• [Task]
The records that follow are to be repeated exactly, with the pictures removed.

- - -

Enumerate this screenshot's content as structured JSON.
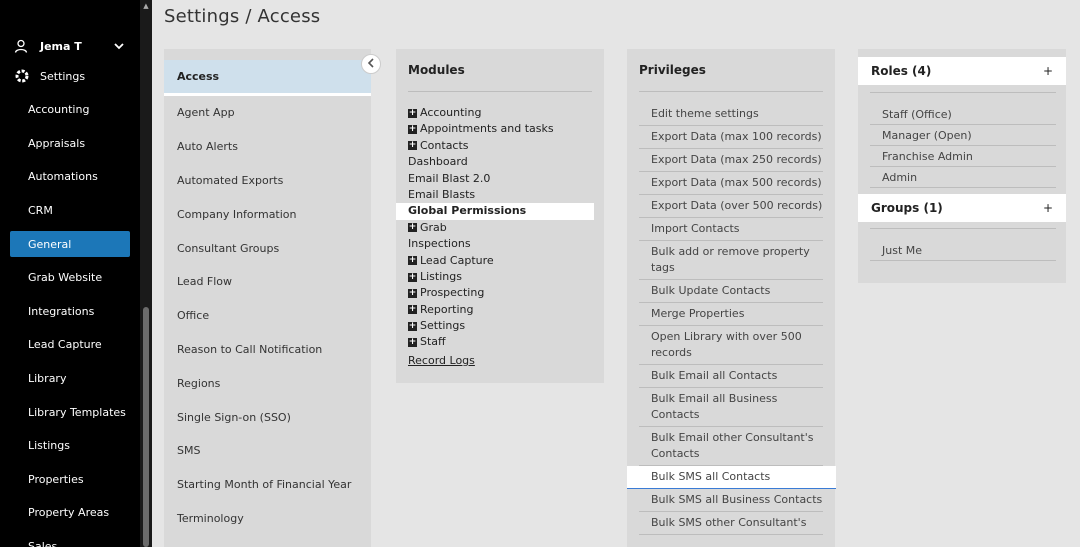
{
  "sidebar": {
    "user_name": "Jema T",
    "settings_label": "Settings",
    "items": [
      {
        "label": "Accounting"
      },
      {
        "label": "Appraisals"
      },
      {
        "label": "Automations"
      },
      {
        "label": "CRM"
      },
      {
        "label": "General",
        "active": true
      },
      {
        "label": "Grab Website"
      },
      {
        "label": "Integrations"
      },
      {
        "label": "Lead Capture"
      },
      {
        "label": "Library"
      },
      {
        "label": "Library Templates"
      },
      {
        "label": "Listings"
      },
      {
        "label": "Properties"
      },
      {
        "label": "Property Areas"
      },
      {
        "label": "Sales"
      }
    ]
  },
  "header": {
    "title": "Settings / Access"
  },
  "settings_list": {
    "items": [
      "Access",
      "Agent App",
      "Auto Alerts",
      "Automated Exports",
      "Company Information",
      "Consultant Groups",
      "Lead Flow",
      "Office",
      "Reason to Call Notification",
      "Regions",
      "Single Sign-on (SSO)",
      "SMS",
      "Starting Month of Financial Year",
      "Terminology"
    ],
    "active": "Access"
  },
  "modules": {
    "title": "Modules",
    "items": [
      {
        "label": "Accounting",
        "expandable": true
      },
      {
        "label": "Appointments and tasks",
        "expandable": true
      },
      {
        "label": "Contacts",
        "expandable": true
      },
      {
        "label": "Dashboard",
        "expandable": false
      },
      {
        "label": "Email Blast 2.0",
        "expandable": false
      },
      {
        "label": "Email Blasts",
        "expandable": false
      },
      {
        "label": "Global Permissions",
        "expandable": false,
        "selected": true
      },
      {
        "label": "Grab",
        "expandable": true
      },
      {
        "label": "Inspections",
        "expandable": false
      },
      {
        "label": "Lead Capture",
        "expandable": true
      },
      {
        "label": "Listings",
        "expandable": true
      },
      {
        "label": "Prospecting",
        "expandable": true
      },
      {
        "label": "Reporting",
        "expandable": true
      },
      {
        "label": "Settings",
        "expandable": true
      },
      {
        "label": "Staff",
        "expandable": true
      }
    ],
    "record_logs": "Record Logs"
  },
  "privileges": {
    "title": "Privileges",
    "items": [
      "Edit theme settings",
      "Export Data (max 100 records)",
      "Export Data (max 250 records)",
      "Export Data (max 500 records)",
      "Export Data (over 500 records)",
      "Import Contacts",
      "Bulk add or remove property tags",
      "Bulk Update Contacts",
      "Merge Properties",
      "Open Library with over 500 records",
      "Bulk Email all Contacts",
      "Bulk Email all Business Contacts",
      "Bulk Email other Consultant's Contacts",
      "Bulk SMS all Contacts",
      "Bulk SMS all Business Contacts",
      "Bulk SMS other Consultant's"
    ],
    "selected": "Bulk SMS all Contacts"
  },
  "roles": {
    "title": "Roles (4)",
    "add": "+",
    "items": [
      "Staff (Office)",
      "Manager (Open)",
      "Franchise Admin",
      "Admin"
    ]
  },
  "groups": {
    "title": "Groups (1)",
    "add": "+",
    "items": [
      "Just Me"
    ]
  },
  "colors": {
    "sidebar_bg": "#000000",
    "active_nav": "#1c77b8",
    "panel_bg": "#d9d9d9",
    "page_bg": "#e5e5e5"
  },
  "icons": {
    "user": "user-icon",
    "settings": "gear-icon",
    "collapse": "chevron-left-icon",
    "expand": "plus-box-icon"
  }
}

- - -

• [Problem solution]
Enumerate this screenshot's content as structured JSON.
{
  "sidebar": {
    "user_name": "Jema T",
    "settings_label": "Settings",
    "items": [
      {
        "label": "Accounting"
      },
      {
        "label": "Appraisals"
      },
      {
        "label": "Automations"
      },
      {
        "label": "CRM"
      },
      {
        "label": "General",
        "active": true
      },
      {
        "label": "Grab Website"
      },
      {
        "label": "Integrations"
      },
      {
        "label": "Lead Capture"
      },
      {
        "label": "Library"
      },
      {
        "label": "Library Templates"
      },
      {
        "label": "Listings"
      },
      {
        "label": "Properties"
      },
      {
        "label": "Property Areas"
      },
      {
        "label": "Sales"
      }
    ]
  },
  "header": {
    "title": "Settings / Access"
  },
  "settings_list": {
    "items": [
      "Access",
      "Agent App",
      "Auto Alerts",
      "Automated Exports",
      "Company Information",
      "Consultant Groups",
      "Lead Flow",
      "Office",
      "Reason to Call Notification",
      "Regions",
      "Single Sign-on (SSO)",
      "SMS",
      "Starting Month of Financial Year",
      "Terminology"
    ],
    "active": "Access"
  },
  "modules": {
    "title": "Modules",
    "items": [
      {
        "label": "Accounting",
        "expandable": true
      },
      {
        "label": "Appointments and tasks",
        "expandable": true
      },
      {
        "label": "Contacts",
        "expandable": true
      },
      {
        "label": "Dashboard",
        "expandable": false
      },
      {
        "label": "Email Blast 2.0",
        "expandable": false
      },
      {
        "label": "Email Blasts",
        "expandable": false
      },
      {
        "label": "Global Permissions",
        "expandable": false,
        "selected": true
      },
      {
        "label": "Grab",
        "expandable": true
      },
      {
        "label": "Inspections",
        "expandable": false
      },
      {
        "label": "Lead Capture",
        "expandable": true
      },
      {
        "label": "Listings",
        "expandable": true
      },
      {
        "label": "Prospecting",
        "expandable": true
      },
      {
        "label": "Reporting",
        "expandable": true
      },
      {
        "label": "Settings",
        "expandable": true
      },
      {
        "label": "Staff",
        "expandable": true
      }
    ],
    "record_logs": "Record Logs"
  },
  "privileges": {
    "title": "Privileges",
    "items": [
      "Edit theme settings",
      "Export Data (max 100 records)",
      "Export Data (max 250 records)",
      "Export Data (max 500 records)",
      "Export Data (over 500 records)",
      "Import Contacts",
      "Bulk add or remove property tags",
      "Bulk Update Contacts",
      "Merge Properties",
      "Open Library with over 500 records",
      "Bulk Email all Contacts",
      "Bulk Email all Business Contacts",
      "Bulk Email other Consultant's Contacts",
      "Bulk SMS all Contacts",
      "Bulk SMS all Business Contacts",
      "Bulk SMS other Consultant's"
    ],
    "selected": "Bulk SMS all Contacts"
  },
  "roles": {
    "title": "Roles (4)",
    "add": "+",
    "items": [
      "Staff (Office)",
      "Manager (Open)",
      "Franchise Admin",
      "Admin"
    ]
  },
  "groups": {
    "title": "Groups (1)",
    "add": "+",
    "items": [
      "Just Me"
    ]
  },
  "colors": {
    "sidebar_bg": "#000000",
    "active_nav": "#1c77b8",
    "panel_bg": "#d9d9d9",
    "page_bg": "#e5e5e5"
  },
  "icons": {
    "user": "user-icon",
    "settings": "gear-icon",
    "collapse": "chevron-left-icon",
    "expand": "plus-box-icon"
  }
}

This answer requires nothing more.